EXERCISE GOAL: Count how many lines hold the word "with" and give that number as the whole answer.

# start of GIVEN RECORDS

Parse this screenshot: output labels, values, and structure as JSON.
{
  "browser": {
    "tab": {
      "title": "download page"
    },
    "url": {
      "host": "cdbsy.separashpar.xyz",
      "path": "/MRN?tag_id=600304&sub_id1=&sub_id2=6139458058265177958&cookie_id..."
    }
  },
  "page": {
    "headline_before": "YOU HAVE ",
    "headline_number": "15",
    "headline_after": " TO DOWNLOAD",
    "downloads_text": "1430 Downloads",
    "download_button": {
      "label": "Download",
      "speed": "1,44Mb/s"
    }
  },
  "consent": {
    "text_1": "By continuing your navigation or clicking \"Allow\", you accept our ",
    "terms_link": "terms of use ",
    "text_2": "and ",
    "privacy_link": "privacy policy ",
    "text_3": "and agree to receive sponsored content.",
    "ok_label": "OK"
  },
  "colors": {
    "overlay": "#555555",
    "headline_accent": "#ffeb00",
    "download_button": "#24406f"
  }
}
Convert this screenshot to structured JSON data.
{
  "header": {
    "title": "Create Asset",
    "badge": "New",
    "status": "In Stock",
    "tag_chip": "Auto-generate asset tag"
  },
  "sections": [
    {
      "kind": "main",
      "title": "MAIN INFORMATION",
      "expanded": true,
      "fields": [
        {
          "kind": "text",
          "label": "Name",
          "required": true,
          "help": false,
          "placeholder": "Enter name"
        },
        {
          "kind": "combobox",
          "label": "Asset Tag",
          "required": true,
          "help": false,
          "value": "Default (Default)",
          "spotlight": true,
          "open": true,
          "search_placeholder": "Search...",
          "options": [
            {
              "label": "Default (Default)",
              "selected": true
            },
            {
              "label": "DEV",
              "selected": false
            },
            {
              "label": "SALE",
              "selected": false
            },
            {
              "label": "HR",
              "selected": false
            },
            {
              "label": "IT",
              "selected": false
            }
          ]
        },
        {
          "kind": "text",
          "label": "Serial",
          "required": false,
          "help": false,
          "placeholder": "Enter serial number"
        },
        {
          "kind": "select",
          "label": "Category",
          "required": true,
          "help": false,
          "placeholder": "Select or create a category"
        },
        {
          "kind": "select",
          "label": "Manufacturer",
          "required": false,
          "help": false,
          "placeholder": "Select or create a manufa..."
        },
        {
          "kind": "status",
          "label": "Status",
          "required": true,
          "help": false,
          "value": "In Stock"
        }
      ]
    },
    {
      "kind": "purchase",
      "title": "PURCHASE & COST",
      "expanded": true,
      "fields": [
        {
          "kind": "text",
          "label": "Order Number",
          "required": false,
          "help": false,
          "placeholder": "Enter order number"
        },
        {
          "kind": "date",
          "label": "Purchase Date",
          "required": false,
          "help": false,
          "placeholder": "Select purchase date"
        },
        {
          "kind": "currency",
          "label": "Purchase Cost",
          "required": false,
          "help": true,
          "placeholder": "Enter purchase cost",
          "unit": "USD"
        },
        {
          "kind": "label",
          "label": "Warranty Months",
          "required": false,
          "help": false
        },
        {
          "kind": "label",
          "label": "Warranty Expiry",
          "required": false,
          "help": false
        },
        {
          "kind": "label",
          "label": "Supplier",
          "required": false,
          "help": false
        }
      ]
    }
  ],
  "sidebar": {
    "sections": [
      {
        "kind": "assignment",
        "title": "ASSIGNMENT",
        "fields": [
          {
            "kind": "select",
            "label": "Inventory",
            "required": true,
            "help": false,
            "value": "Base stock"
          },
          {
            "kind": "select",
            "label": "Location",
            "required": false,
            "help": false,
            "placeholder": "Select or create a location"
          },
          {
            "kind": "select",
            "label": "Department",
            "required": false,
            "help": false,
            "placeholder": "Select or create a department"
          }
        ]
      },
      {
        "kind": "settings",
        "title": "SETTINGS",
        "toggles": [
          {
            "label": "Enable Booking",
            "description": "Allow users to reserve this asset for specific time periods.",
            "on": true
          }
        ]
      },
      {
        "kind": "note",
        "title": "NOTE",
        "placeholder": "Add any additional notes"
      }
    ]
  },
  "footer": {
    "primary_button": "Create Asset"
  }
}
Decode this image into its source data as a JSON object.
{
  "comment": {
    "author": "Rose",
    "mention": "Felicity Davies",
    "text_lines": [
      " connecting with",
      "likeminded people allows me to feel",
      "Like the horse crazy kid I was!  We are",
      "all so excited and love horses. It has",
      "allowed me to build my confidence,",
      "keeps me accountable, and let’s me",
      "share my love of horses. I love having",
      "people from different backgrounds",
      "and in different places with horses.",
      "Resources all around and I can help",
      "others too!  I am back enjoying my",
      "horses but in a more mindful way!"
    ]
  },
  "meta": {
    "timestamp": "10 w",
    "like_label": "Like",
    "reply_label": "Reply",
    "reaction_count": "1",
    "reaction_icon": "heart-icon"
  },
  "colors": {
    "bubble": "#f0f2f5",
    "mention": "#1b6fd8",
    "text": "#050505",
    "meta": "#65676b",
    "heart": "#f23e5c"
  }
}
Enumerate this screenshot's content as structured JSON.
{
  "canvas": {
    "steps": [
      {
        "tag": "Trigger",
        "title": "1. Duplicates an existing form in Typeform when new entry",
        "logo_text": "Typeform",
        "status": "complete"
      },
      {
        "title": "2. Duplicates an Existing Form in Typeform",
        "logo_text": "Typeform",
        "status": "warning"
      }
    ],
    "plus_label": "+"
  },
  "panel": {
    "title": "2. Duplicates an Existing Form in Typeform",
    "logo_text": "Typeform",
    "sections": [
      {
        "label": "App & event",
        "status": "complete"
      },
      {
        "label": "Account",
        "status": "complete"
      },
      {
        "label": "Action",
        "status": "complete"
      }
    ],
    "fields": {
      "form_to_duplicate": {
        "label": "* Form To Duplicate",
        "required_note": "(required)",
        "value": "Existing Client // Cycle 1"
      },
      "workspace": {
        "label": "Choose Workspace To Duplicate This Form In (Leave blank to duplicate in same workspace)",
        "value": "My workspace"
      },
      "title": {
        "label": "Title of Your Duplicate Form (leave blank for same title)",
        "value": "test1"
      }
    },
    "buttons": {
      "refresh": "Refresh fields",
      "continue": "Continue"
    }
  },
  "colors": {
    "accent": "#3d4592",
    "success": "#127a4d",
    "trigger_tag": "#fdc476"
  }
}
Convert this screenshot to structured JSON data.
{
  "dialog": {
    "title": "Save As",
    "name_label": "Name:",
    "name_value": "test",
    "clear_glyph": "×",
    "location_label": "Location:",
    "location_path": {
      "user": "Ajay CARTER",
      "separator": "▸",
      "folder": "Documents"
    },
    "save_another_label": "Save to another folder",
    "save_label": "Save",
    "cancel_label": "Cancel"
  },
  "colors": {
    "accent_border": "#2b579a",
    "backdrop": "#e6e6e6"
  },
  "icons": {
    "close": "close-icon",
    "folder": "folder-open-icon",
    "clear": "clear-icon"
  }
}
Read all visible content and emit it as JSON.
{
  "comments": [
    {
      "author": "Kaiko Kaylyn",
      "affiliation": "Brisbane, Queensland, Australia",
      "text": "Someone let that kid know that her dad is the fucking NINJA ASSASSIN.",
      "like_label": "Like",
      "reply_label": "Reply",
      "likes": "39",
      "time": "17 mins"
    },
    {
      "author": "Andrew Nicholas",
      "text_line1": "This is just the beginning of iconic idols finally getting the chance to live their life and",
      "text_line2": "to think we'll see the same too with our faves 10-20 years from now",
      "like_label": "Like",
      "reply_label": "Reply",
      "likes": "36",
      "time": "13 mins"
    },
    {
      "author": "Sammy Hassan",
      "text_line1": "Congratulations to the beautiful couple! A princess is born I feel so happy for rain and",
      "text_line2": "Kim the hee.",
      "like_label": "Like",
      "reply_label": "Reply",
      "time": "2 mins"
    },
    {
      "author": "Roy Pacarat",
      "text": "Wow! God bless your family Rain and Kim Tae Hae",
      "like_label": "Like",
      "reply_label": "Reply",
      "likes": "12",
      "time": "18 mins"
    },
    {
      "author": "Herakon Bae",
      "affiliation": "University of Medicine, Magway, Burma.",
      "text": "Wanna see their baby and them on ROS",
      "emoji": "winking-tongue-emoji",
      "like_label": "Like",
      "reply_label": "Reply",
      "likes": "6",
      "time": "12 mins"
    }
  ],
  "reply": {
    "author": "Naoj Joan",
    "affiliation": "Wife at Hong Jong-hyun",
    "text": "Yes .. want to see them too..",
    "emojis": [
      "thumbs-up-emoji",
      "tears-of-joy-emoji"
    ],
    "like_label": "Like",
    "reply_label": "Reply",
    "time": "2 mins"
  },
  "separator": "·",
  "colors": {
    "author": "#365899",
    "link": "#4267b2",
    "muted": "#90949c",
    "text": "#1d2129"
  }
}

# end of GIVEN RECORDS

SOLUTION FOR THIS EXERCISE: 3